Write the records out again exactly, leaving no images in.

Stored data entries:
:::
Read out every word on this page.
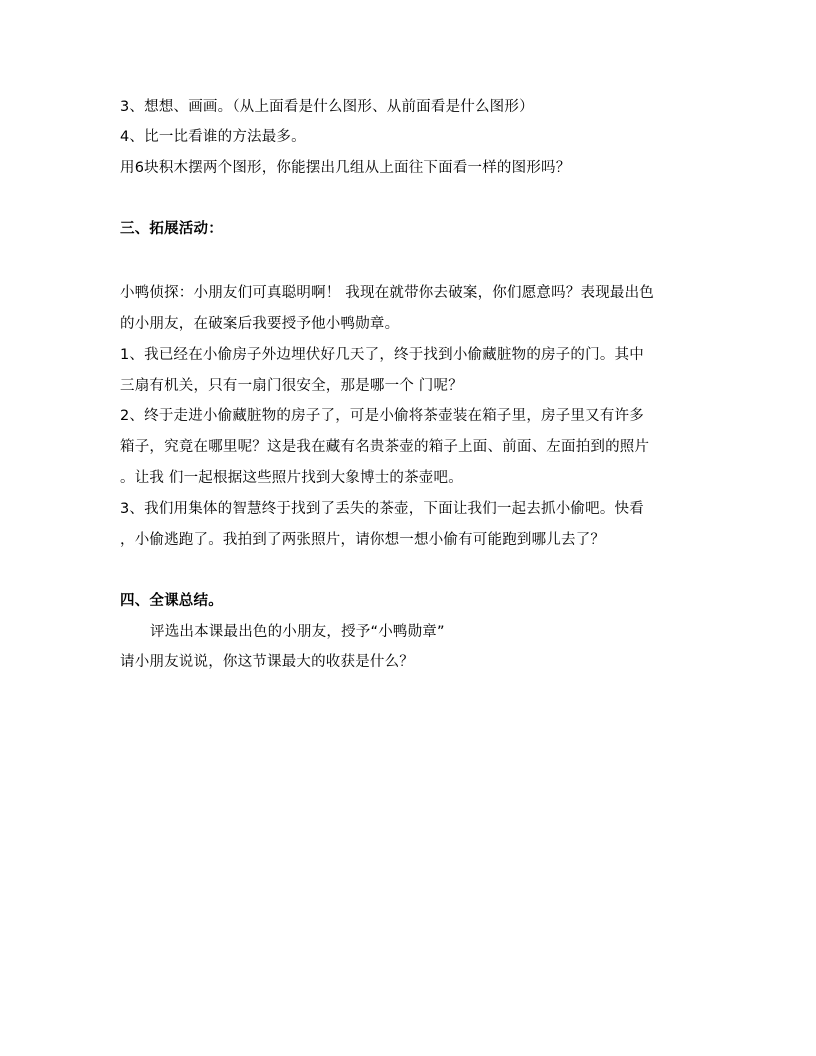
3、想想、画画。（从上面看是什么图形、从前面看是什么图形）
4、比一比看谁的方法最多。
用6块积木摆两个图形，你能摆出几组从上面往下面看一样的图形吗？
三、拓展活动：
小鸭侦探：小朋友们可真聪明啊！ 我现在就带你去破案，你们愿意吗？表现最出色
的小朋友，在破案后我要授予他小鸭勋章。
1、我已经在小偷房子外边埋伏好几天了，终于找到小偷藏脏物的房子的门。其中
三扇有机关，只有一扇门很安全，那是哪一个 门呢？
2、终于走进小偷藏脏物的房子了，可是小偷将茶壶装在箱子里，房子里又有许多
箱子，究竟在哪里呢？这是我在藏有名贵茶壶的箱子上面、前面、左面拍到的照片
。让我 们一起根据这些照片找到大象博士的茶壶吧。
3、我们用集体的智慧终于找到了丢失的茶壶，下面让我们一起去抓小偷吧。快看
，小偷逃跑了。我拍到了两张照片，请你想一想小偷有可能跑到哪儿去了？
四、全课总结。
评选出本课最出色的小朋友，授予“小鸭勋章”
请小朋友说说，你这节课最大的收获是什么？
:::
## Response to this task
Read out every word on this page.
3、想想、画画。（从上面看是什么图形、从前面看是什么图形）
4、比一比看谁的方法最多。
用6块积木摆两个图形，你能摆出几组从上面往下面看一样的图形吗？
三、拓展活动：
小鸭侦探：小朋友们可真聪明啊！ 我现在就带你去破案，你们愿意吗？表现最出色
的小朋友，在破案后我要授予他小鸭勋章。
1、我已经在小偷房子外边埋伏好几天了，终于找到小偷藏脏物的房子的门。其中
三扇有机关，只有一扇门很安全，那是哪一个 门呢？
2、终于走进小偷藏脏物的房子了，可是小偷将茶壶装在箱子里，房子里又有许多
箱子，究竟在哪里呢？这是我在藏有名贵茶壶的箱子上面、前面、左面拍到的照片
。让我 们一起根据这些照片找到大象博士的茶壶吧。
3、我们用集体的智慧终于找到了丢失的茶壶，下面让我们一起去抓小偷吧。快看
，小偷逃跑了。我拍到了两张照片，请你想一想小偷有可能跑到哪儿去了？
四、全课总结。
评选出本课最出色的小朋友，授予“小鸭勋章”
请小朋友说说，你这节课最大的收获是什么？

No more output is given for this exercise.